Information supplied =
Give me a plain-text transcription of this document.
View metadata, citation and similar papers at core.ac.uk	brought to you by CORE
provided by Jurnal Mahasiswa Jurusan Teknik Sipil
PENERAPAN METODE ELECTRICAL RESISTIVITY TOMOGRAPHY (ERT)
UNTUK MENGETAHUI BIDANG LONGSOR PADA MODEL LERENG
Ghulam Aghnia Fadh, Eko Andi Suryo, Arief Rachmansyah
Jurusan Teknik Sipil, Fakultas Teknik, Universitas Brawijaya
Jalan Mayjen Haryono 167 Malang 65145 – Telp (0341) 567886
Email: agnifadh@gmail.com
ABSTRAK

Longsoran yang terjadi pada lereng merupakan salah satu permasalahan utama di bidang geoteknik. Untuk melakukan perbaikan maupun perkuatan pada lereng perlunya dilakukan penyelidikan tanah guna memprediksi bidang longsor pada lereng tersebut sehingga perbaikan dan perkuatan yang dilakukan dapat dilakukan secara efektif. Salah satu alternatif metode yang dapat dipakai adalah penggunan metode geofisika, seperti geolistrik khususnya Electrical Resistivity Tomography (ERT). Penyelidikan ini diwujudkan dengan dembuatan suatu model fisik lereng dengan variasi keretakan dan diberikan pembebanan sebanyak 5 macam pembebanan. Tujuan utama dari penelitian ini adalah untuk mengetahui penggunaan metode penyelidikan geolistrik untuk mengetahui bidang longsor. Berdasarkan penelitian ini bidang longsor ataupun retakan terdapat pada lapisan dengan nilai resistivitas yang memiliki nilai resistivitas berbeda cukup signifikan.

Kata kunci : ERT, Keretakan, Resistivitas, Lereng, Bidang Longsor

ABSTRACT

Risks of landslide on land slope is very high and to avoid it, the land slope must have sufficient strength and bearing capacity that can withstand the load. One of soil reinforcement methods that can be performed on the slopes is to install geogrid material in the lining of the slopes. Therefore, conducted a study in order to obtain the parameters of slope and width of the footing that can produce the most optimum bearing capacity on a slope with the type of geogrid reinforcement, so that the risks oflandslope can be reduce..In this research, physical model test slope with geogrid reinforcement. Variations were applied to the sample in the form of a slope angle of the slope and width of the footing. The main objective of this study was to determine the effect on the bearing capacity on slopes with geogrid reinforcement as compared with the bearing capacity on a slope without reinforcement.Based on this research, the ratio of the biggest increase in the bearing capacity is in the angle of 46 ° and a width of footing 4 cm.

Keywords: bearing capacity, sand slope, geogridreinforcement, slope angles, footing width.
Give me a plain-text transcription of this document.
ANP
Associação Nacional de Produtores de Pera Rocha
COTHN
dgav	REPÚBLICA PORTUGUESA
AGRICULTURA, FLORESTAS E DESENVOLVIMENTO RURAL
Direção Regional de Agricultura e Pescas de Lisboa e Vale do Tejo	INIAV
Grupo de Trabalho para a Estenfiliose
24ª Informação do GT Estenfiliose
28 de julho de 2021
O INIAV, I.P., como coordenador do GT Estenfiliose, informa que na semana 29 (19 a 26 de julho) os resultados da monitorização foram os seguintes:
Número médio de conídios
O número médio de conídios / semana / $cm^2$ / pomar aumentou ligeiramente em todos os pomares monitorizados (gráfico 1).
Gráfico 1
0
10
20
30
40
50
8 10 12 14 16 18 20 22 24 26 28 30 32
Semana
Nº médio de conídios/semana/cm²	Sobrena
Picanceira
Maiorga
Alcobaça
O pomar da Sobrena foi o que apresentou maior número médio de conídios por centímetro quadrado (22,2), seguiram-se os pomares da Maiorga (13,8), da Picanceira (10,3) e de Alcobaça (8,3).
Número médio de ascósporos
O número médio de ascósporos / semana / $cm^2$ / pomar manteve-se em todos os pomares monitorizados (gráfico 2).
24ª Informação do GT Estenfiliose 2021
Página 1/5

Task requirements = From the records above, pull out every line containing the word "footing".

Result for this exercise =
Risks of landslide on land slope is very high and to avoid it, the land slope must have sufficient strength and bearing capacity that can withstand the load. One of soil reinforcement methods that can be performed on the slopes is to install geogrid material in the lining of the slopes. Therefore, conducted a study in order to obtain the parameters of slope and width of the footing that can produce the most optimum bearing capacity on a slope with the type of geogrid reinforcement, so that the risks oflandslope can be reduce..In this research, physical model test slope with geogrid reinforcement. Variations were applied to the sample in the form of a slope angle of the slope and width of the footing. The main objective of this study was to determine the effect on the bearing capacity on slopes with geogrid reinforcement as compared with the bearing capacity on a slope without reinforcement.Based on this research, the ratio of the biggest increase in the bearing capacity is in the angle of 46 ° and a width of footing 4 cm.
Keywords: bearing capacity, sand slope, geogridreinforcement, slope angles, footing width.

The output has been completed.